(Figure content listings)
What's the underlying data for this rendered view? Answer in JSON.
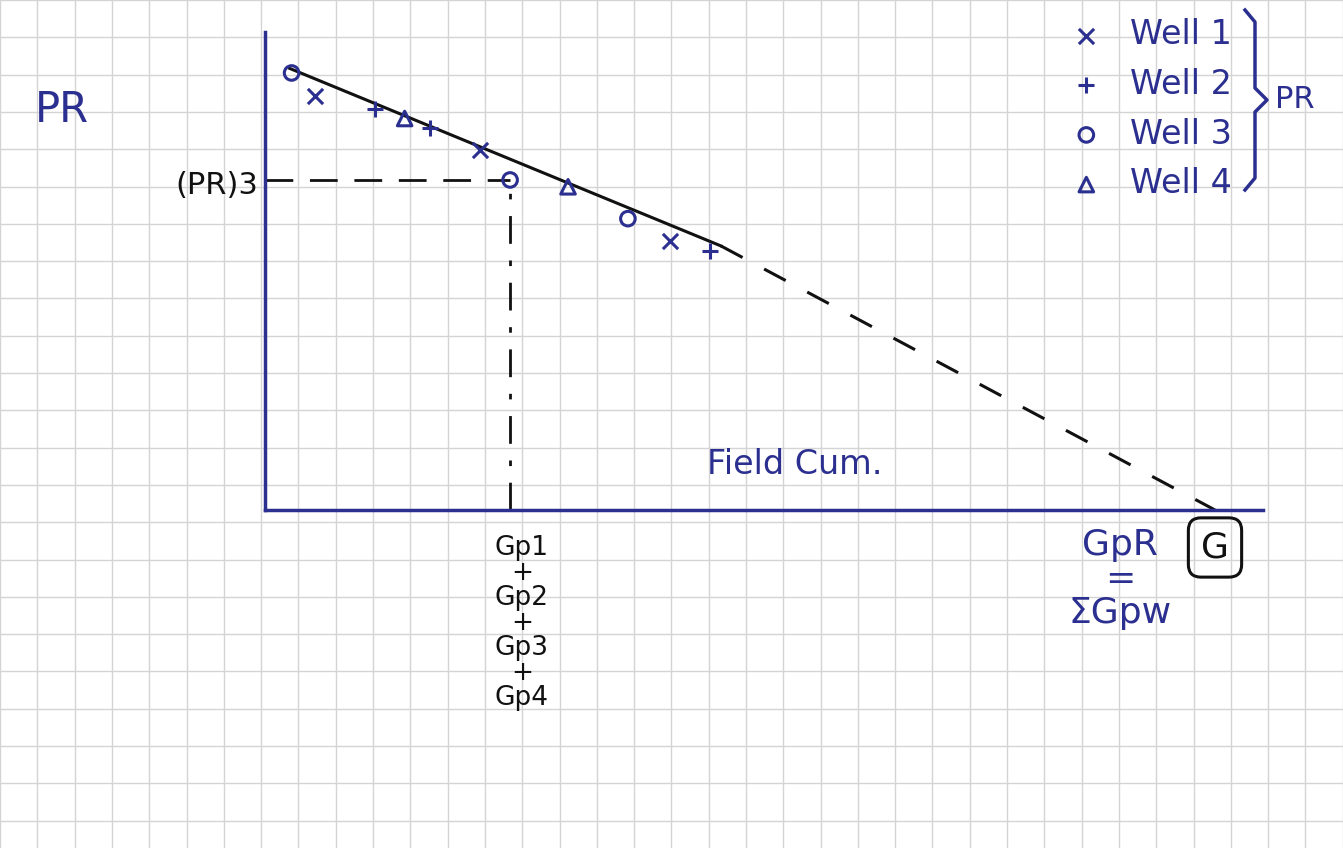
{
  "chart_data": {
    "type": "scatter",
    "x_label": "Field Cum.",
    "y_label": "PR",
    "xlim": [
      0,
      105
    ],
    "ylim": [
      0,
      105
    ],
    "xticks": [],
    "yticks": [],
    "tick_labels": false,
    "grid": false,
    "legend": "upper right",
    "series": [
      {
        "name": "Well 1",
        "type": "scatter",
        "marker": "x",
        "color": "#2b2f8f",
        "x": [
          5.3,
          22.6,
          42.6
        ],
        "y": [
          91,
          79,
          59
        ]
      },
      {
        "name": "Well 2",
        "type": "scatter",
        "marker": "plus",
        "color": "#2b2f8f",
        "x": [
          11.6,
          17.4,
          46.8
        ],
        "y": [
          88,
          84,
          57
        ]
      },
      {
        "name": "Well 3",
        "type": "scatter",
        "marker": "circle",
        "color": "#2b2f8f",
        "x": [
          2.8,
          25.8,
          38.2
        ],
        "y": [
          96,
          72.5,
          64
        ]
      },
      {
        "name": "Well 4",
        "type": "scatter",
        "marker": "triangle",
        "color": "#2b2f8f",
        "x": [
          14.7,
          31.9
        ],
        "y": [
          86,
          71
        ]
      }
    ],
    "lines": [
      {
        "type": "line",
        "line_style": "solid",
        "color": "#111111",
        "x": [
          2.6,
          48
        ],
        "y": [
          97,
          58
        ]
      },
      {
        "type": "line",
        "line_style": "dashed",
        "color": "#111111",
        "x": [
          48,
          100
        ],
        "y": [
          58,
          0
        ]
      }
    ],
    "annotations": [
      {
        "text": "(PR)3",
        "color": "#111111"
      },
      {
        "text": "Gp1\n+\nGp2\n+\nGp3\n+\nGp4",
        "color": "#111111"
      },
      {
        "text": "G",
        "color": "#111111"
      },
      {
        "text": "GpR\n=\nΣGpw",
        "color": "#2b2f8f"
      },
      {
        "text": "PR",
        "color": "#2b2f8f"
      }
    ]
  }
}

§ **Exercise objective**
Pick out the lines that include the word "Well" and write them out.

§ **Correct output**
        "name": "Well 1",
        "name": "Well 2",
        "name": "Well 3",
        "name": "Well 4",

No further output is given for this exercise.